## To do
Every entry must be repeated exactly. Exclude all pictures.

(Some records)
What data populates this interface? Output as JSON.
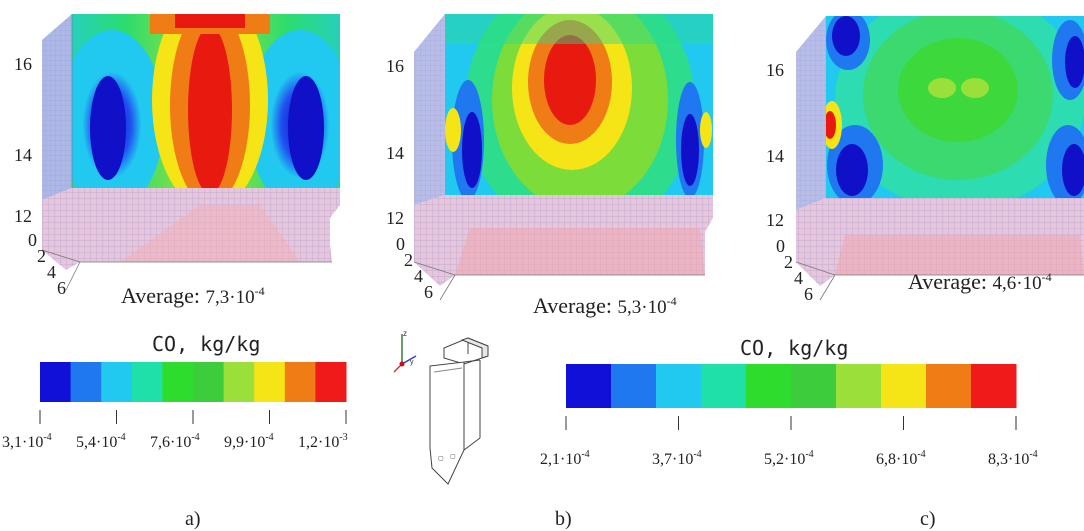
{
  "panels": [
    {
      "id": "a",
      "sublabel": "a)",
      "average_label": "Average:",
      "average_value": "7,3·10",
      "average_exp": "-4",
      "z_ticks": [
        "16",
        "14",
        "12"
      ],
      "y_ticks": [
        "0",
        "2",
        "4",
        "6"
      ]
    },
    {
      "id": "b",
      "sublabel": "b)",
      "average_label": "Average:",
      "average_value": "5,3·10",
      "average_exp": "-4",
      "z_ticks": [
        "16",
        "14",
        "12"
      ],
      "y_ticks": [
        "0",
        "2",
        "4",
        "6"
      ]
    },
    {
      "id": "c",
      "sublabel": "c)",
      "average_label": "Average:",
      "average_value": "4,6·10",
      "average_exp": "-4",
      "z_ticks": [
        "16",
        "14",
        "12"
      ],
      "y_ticks": [
        "0",
        "2",
        "4",
        "6"
      ]
    }
  ],
  "legends": [
    {
      "id": "legend-a",
      "title": "CO, kg/kg",
      "colors": [
        "#1010d8",
        "#1f78f0",
        "#21c8f0",
        "#1fe0a8",
        "#2ddc2d",
        "#3ccc3c",
        "#9be03a",
        "#f5e416",
        "#f07c16",
        "#f01a1a"
      ],
      "ticks": [
        {
          "base": "3,1·10",
          "exp": "-4"
        },
        {
          "base": "5,4·10",
          "exp": "-4"
        },
        {
          "base": "7,6·10",
          "exp": "-4"
        },
        {
          "base": "9,9·10",
          "exp": "-4"
        },
        {
          "base": "1,2·10",
          "exp": "-3"
        }
      ]
    },
    {
      "id": "legend-b",
      "title": "CO, kg/kg",
      "colors": [
        "#1010d8",
        "#1f78f0",
        "#21c8f0",
        "#1fe0a8",
        "#2ddc2d",
        "#3ccc3c",
        "#9be03a",
        "#f5e416",
        "#f07c16",
        "#f01a1a"
      ],
      "ticks": [
        {
          "base": "2,1·10",
          "exp": "-4"
        },
        {
          "base": "3,7·10",
          "exp": "-4"
        },
        {
          "base": "5,2·10",
          "exp": "-4"
        },
        {
          "base": "6,8·10",
          "exp": "-4"
        },
        {
          "base": "8,3·10",
          "exp": "-4"
        }
      ]
    }
  ],
  "colors": {
    "blue": "#1010d8",
    "red": "#f01a1a",
    "lattice": "#d8a8c8"
  },
  "icons": [
    "axis-triad-icon",
    "furnace-schematic-icon"
  ]
}
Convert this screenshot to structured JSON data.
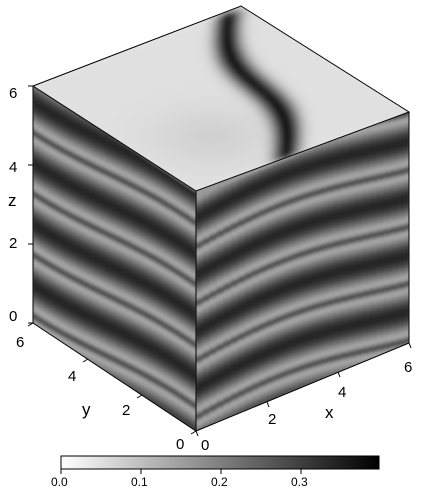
{
  "axes": {
    "x": {
      "label": "x",
      "ticks": [
        "0",
        "2",
        "4",
        "6"
      ]
    },
    "y": {
      "label": "y",
      "ticks": [
        "0",
        "2",
        "4",
        "6"
      ]
    },
    "z": {
      "label": "z",
      "ticks": [
        "0",
        "2",
        "4",
        "6"
      ]
    }
  },
  "colorbar": {
    "ticks": [
      "0.0",
      "0.1",
      "0.2",
      "0.3"
    ],
    "colormap": [
      "#ffffff",
      "#000000"
    ]
  }
}
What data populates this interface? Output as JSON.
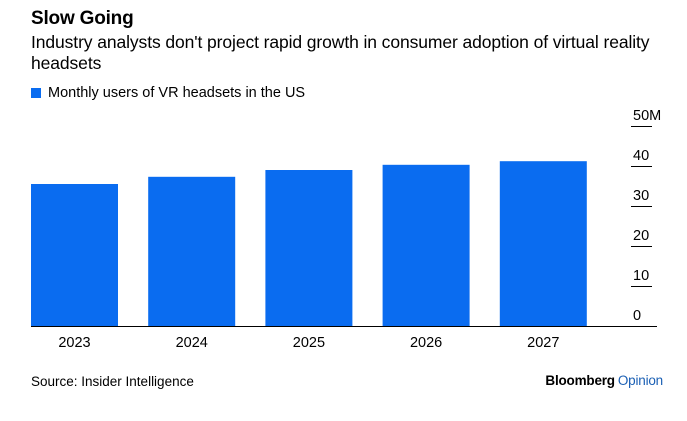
{
  "header": {
    "title": "Slow Going",
    "subtitle": "Industry analysts don't project rapid growth in consumer adoption of virtual reality headsets"
  },
  "legend": {
    "label": "Monthly users of VR headsets in the US",
    "color": "#0a6cf0"
  },
  "footer": {
    "source": "Source: Insider Intelligence",
    "brand_main": "Bloomberg",
    "brand_sub": "Opinion"
  },
  "chart_data": {
    "type": "bar",
    "categories": [
      "2023",
      "2024",
      "2025",
      "2026",
      "2027"
    ],
    "series": [
      {
        "name": "Monthly users of VR headsets in the US",
        "values": [
          35.5,
          37.3,
          39.0,
          40.3,
          41.2
        ]
      }
    ],
    "ylim": [
      0,
      50
    ],
    "yticks": [
      0,
      10,
      20,
      30,
      40,
      50
    ],
    "ytick_labels": [
      "0",
      "10",
      "20",
      "30",
      "40",
      "50M"
    ],
    "y_axis_position": "right",
    "grid": false,
    "legend_position": "top-left",
    "color": "#0a6cf0"
  }
}
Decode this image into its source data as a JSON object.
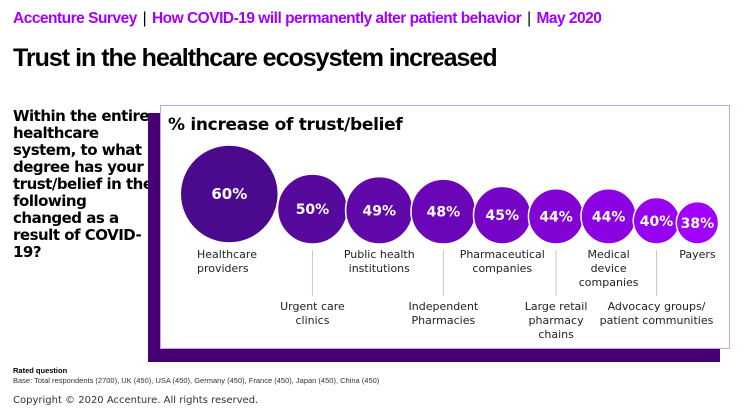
{
  "header": {
    "kicker_parts": [
      "Accenture Survey",
      "How COVID-19 will permanently alter patient behavior",
      "May 2020"
    ],
    "kicker_separator": "|",
    "title": "Trust in the healthcare ecosystem increased"
  },
  "question": "Within the entire healthcare system, to what degree has your trust/belief in the following changed as a result of COVID-19?",
  "colors": {
    "accent": "#A100FF",
    "frame": "#460073",
    "panel_border": "#C9A3E6",
    "bubble_start": "#4B0A8E",
    "bubble_end": "#A100FF"
  },
  "chart_data": {
    "type": "bubble",
    "title": "% increase of trust/belief",
    "unit": "%",
    "categories": [
      "Healthcare providers",
      "Urgent care clinics",
      "Public health institutions",
      "Independent Pharmacies",
      "Pharmaceutical companies",
      "Large retail pharmacy chains",
      "Medical device companies",
      "Advocacy groups/ patient communities",
      "Payers"
    ],
    "values": [
      60,
      50,
      49,
      48,
      45,
      44,
      44,
      40,
      38
    ],
    "value_labels": [
      "60%",
      "50%",
      "49%",
      "48%",
      "45%",
      "44%",
      "44%",
      "40%",
      "38%"
    ],
    "label_lines": [
      [
        "Healthcare",
        "providers"
      ],
      [
        "Urgent care",
        "clinics"
      ],
      [
        "Public health",
        "institutions"
      ],
      [
        "Independent",
        "Pharmacies"
      ],
      [
        "Pharmaceutical",
        "companies"
      ],
      [
        "Large retail",
        "pharmacy",
        "chains"
      ],
      [
        "Medical",
        "device",
        "companies"
      ],
      [
        "Advocacy groups/",
        "patient communities"
      ],
      [
        "Payers"
      ]
    ],
    "label_position": [
      "above",
      "below",
      "above",
      "below",
      "above",
      "below",
      "above",
      "below",
      "above"
    ]
  },
  "footer": {
    "rated": "Rated question",
    "base": "Base: Total respondents (2700), UK (450), USA (450), Germany (450), France (450), Japan (450), China (450)",
    "copyright": "Copyright © 2020 Accenture. All rights reserved."
  }
}
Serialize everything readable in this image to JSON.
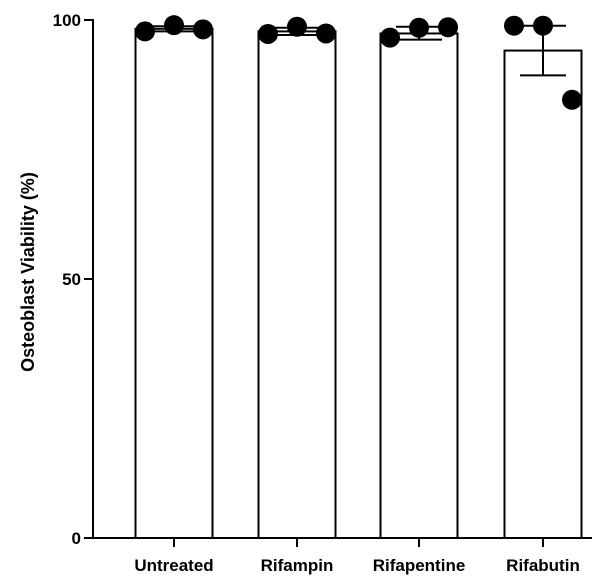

## Written answer
What data populates this interface? Output as JSON.
{
  "panels": [
    {
      "id": "a",
      "sublabel": "a)",
      "average_label": "Average:",
      "average_value": "7,3·10",
      "average_exp": "-4",
      "z_ticks": [
        "16",
        "14",
        "12"
      ],
      "y_ticks": [
        "0",
        "2",
        "4",
        "6"
      ]
    },
    {
      "id": "b",
      "sublabel": "b)",
      "average_label": "Average:",
      "average_value": "5,3·10",
      "average_exp": "-4",
      "z_ticks": [
        "16",
        "14",
        "12"
      ],
      "y_ticks": [
        "0",
        "2",
        "4",
        "6"
      ]
    },
    {
      "id": "c",
      "sublabel": "c)",
      "average_label": "Average:",
      "average_value": "4,6·10",
      "average_exp": "-4",
      "z_ticks": [
        "16",
        "14",
        "12"
      ],
      "y_ticks": [
        "0",
        "2",
        "4",
        "6"
      ]
    }
  ],
  "legends": [
    {
      "id": "legend-a",
      "title": "CO, kg/kg",
      "colors": [
        "#1010d8",
        "#1f78f0",
        "#21c8f0",
        "#1fe0a8",
        "#2ddc2d",
        "#3ccc3c",
        "#9be03a",
        "#f5e416",
        "#f07c16",
        "#f01a1a"
      ],
      "ticks": [
        {
          "base": "3,1·10",
          "exp": "-4"
        },
        {
          "base": "5,4·10",
          "exp": "-4"
        },
        {
          "base": "7,6·10",
          "exp": "-4"
        },
        {
          "base": "9,9·10",
          "exp": "-4"
        },
        {
          "base": "1,2·10",
          "exp": "-3"
        }
      ]
    },
    {
      "id": "legend-b",
      "title": "CO, kg/kg",
      "colors": [
        "#1010d8",
        "#1f78f0",
        "#21c8f0",
        "#1fe0a8",
        "#2ddc2d",
        "#3ccc3c",
        "#9be03a",
        "#f5e416",
        "#f07c16",
        "#f01a1a"
      ],
      "ticks": [
        {
          "base": "2,1·10",
          "exp": "-4"
        },
        {
          "base": "3,7·10",
          "exp": "-4"
        },
        {
          "base": "5,2·10",
          "exp": "-4"
        },
        {
          "base": "6,8·10",
          "exp": "-4"
        },
        {
          "base": "8,3·10",
          "exp": "-4"
        }
      ]
    }
  ],
  "colors": {
    "blue": "#1010d8",
    "red": "#f01a1a",
    "lattice": "#d8a8c8"
  },
  "icons": [
    "axis-triad-icon",
    "furnace-schematic-icon"
  ]
}
Convert this screenshot to structured JSON data.
{
  "axes": {
    "x": {
      "label": "x",
      "ticks": [
        "0",
        "2",
        "4",
        "6"
      ]
    },
    "y": {
      "label": "y",
      "ticks": [
        "0",
        "2",
        "4",
        "6"
      ]
    },
    "z": {
      "label": "z",
      "ticks": [
        "0",
        "2",
        "4",
        "6"
      ]
    }
  },
  "colorbar": {
    "ticks": [
      "0.0",
      "0.1",
      "0.2",
      "0.3"
    ],
    "colormap": [
      "#ffffff",
      "#000000"
    ]
  }
}
What data populates this interface? Output as JSON.
{
  "header": {
    "title": "Slow Going",
    "subtitle": "Industry analysts don't project rapid growth in consumer adoption of virtual reality headsets"
  },
  "legend": {
    "label": "Monthly users of VR headsets in the US",
    "color": "#0a6cf0"
  },
  "footer": {
    "source": "Source: Insider Intelligence",
    "brand_main": "Bloomberg",
    "brand_sub": "Opinion"
  },
  "chart_data": {
    "type": "bar",
    "categories": [
      "2023",
      "2024",
      "2025",
      "2026",
      "2027"
    ],
    "series": [
      {
        "name": "Monthly users of VR headsets in the US",
        "values": [
          35.5,
          37.3,
          39.0,
          40.3,
          41.2
        ]
      }
    ],
    "ylim": [
      0,
      50
    ],
    "yticks": [
      0,
      10,
      20,
      30,
      40,
      50
    ],
    "ytick_labels": [
      "0",
      "10",
      "20",
      "30",
      "40",
      "50M"
    ],
    "y_axis_position": "right",
    "grid": false,
    "legend_position": "top-left",
    "color": "#0a6cf0"
  }
}
Decode this image into its source data as a JSON object.
{
  "header": {
    "kicker_parts": [
      "Accenture Survey",
      "How COVID-19 will permanently alter patient behavior",
      "May 2020"
    ],
    "kicker_separator": "|",
    "title": "Trust in the healthcare ecosystem increased"
  },
  "question": "Within the entire healthcare system, to what degree has your trust/belief in the following changed as a result of COVID-19?",
  "colors": {
    "accent": "#A100FF",
    "frame": "#460073",
    "panel_border": "#C9A3E6",
    "bubble_start": "#4B0A8E",
    "bubble_end": "#A100FF"
  },
  "chart_data": {
    "type": "bubble",
    "title": "% increase of trust/belief",
    "unit": "%",
    "categories": [
      "Healthcare providers",
      "Urgent care clinics",
      "Public health institutions",
      "Independent Pharmacies",
      "Pharmaceutical companies",
      "Large retail pharmacy chains",
      "Medical device companies",
      "Advocacy groups/ patient communities",
      "Payers"
    ],
    "values": [
      60,
      50,
      49,
      48,
      45,
      44,
      44,
      40,
      38
    ],
    "value_labels": [
      "60%",
      "50%",
      "49%",
      "48%",
      "45%",
      "44%",
      "44%",
      "40%",
      "38%"
    ],
    "label_lines": [
      [
        "Healthcare",
        "providers"
      ],
      [
        "Urgent care",
        "clinics"
      ],
      [
        "Public health",
        "institutions"
      ],
      [
        "Independent",
        "Pharmacies"
      ],
      [
        "Pharmaceutical",
        "companies"
      ],
      [
        "Large retail",
        "pharmacy",
        "chains"
      ],
      [
        "Medical",
        "device",
        "companies"
      ],
      [
        "Advocacy groups/",
        "patient communities"
      ],
      [
        "Payers"
      ]
    ],
    "label_position": [
      "above",
      "below",
      "above",
      "below",
      "above",
      "below",
      "above",
      "below",
      "above"
    ]
  },
  "footer": {
    "rated": "Rated question",
    "base": "Base: Total respondents (2700), UK (450), USA (450), Germany (450), France (450), Japan (450), China (450)",
    "copyright": "Copyright © 2020 Accenture. All rights reserved."
  }
}
Serialize everything readable in this image to JSON.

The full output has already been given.